··· Stored data ···

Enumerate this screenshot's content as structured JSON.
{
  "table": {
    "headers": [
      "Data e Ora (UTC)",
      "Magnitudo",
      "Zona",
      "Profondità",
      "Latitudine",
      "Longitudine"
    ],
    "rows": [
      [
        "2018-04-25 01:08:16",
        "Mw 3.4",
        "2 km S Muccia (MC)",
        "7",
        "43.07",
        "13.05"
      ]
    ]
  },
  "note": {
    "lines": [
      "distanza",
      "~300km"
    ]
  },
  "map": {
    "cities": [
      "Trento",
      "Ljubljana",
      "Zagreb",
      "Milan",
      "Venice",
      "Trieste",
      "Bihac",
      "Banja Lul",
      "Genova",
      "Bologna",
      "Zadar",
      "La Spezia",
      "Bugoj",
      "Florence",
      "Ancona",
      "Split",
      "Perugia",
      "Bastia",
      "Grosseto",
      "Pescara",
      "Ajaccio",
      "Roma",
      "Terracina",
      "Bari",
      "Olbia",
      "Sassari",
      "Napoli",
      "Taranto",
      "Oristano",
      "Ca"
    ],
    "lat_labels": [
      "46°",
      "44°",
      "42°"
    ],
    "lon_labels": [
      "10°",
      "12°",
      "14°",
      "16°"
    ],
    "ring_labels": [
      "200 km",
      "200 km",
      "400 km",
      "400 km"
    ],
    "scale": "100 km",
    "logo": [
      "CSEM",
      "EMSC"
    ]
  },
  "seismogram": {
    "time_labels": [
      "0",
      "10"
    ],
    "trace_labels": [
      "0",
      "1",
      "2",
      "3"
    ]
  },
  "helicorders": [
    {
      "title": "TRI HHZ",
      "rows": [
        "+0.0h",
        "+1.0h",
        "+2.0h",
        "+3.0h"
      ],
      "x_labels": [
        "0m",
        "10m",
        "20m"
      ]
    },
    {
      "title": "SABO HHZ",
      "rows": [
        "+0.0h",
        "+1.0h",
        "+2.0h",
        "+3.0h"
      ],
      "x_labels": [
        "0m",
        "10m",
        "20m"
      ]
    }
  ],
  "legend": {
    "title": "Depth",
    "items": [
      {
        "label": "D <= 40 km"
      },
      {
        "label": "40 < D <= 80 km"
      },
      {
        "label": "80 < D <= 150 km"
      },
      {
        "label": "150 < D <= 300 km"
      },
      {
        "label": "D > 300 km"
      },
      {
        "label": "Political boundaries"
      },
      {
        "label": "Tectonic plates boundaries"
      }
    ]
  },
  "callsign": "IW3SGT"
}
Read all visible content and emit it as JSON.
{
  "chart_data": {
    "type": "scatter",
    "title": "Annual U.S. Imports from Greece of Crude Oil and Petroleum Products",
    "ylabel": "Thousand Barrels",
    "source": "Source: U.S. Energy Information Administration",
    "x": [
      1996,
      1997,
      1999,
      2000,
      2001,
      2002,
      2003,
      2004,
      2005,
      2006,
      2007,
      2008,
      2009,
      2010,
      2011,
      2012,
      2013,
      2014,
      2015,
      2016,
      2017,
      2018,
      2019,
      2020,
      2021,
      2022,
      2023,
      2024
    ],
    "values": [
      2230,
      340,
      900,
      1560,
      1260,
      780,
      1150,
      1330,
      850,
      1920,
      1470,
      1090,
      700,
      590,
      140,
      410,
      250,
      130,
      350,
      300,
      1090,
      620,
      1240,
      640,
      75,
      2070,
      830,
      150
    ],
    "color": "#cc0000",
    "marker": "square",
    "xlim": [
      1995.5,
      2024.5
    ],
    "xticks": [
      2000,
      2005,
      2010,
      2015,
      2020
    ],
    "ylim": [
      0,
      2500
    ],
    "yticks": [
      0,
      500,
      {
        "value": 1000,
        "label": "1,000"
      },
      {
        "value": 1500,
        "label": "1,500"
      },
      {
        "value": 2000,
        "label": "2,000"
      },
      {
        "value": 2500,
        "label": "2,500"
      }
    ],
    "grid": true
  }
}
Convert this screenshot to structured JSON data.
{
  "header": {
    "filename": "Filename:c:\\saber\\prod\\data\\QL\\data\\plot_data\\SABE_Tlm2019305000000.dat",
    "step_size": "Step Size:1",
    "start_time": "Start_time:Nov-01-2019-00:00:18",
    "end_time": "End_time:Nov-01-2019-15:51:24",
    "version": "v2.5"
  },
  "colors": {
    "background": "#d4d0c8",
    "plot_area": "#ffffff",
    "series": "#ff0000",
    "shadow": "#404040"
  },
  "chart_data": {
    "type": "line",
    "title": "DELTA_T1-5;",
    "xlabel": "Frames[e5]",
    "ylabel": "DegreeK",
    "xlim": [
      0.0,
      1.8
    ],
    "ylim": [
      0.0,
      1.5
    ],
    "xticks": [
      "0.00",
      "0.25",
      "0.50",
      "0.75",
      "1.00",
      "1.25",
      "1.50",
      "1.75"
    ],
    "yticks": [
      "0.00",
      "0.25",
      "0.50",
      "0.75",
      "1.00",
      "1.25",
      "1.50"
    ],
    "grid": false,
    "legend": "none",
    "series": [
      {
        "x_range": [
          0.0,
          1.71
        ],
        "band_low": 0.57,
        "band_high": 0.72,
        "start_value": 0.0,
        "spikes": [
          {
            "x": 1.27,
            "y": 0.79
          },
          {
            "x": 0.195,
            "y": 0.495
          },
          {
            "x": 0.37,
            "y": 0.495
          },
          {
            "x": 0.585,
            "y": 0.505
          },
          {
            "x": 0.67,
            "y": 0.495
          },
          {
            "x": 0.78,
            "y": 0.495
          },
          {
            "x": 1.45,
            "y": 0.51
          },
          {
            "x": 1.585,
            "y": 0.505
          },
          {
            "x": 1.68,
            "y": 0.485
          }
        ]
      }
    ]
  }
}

···

## Exercise task:
Single out each line of the records above with the string "ylabel" in it, and copy it.

## Response for this exercise:
    "ylabel": "Thousand Barrels",
    "ylabel": "DegreeK",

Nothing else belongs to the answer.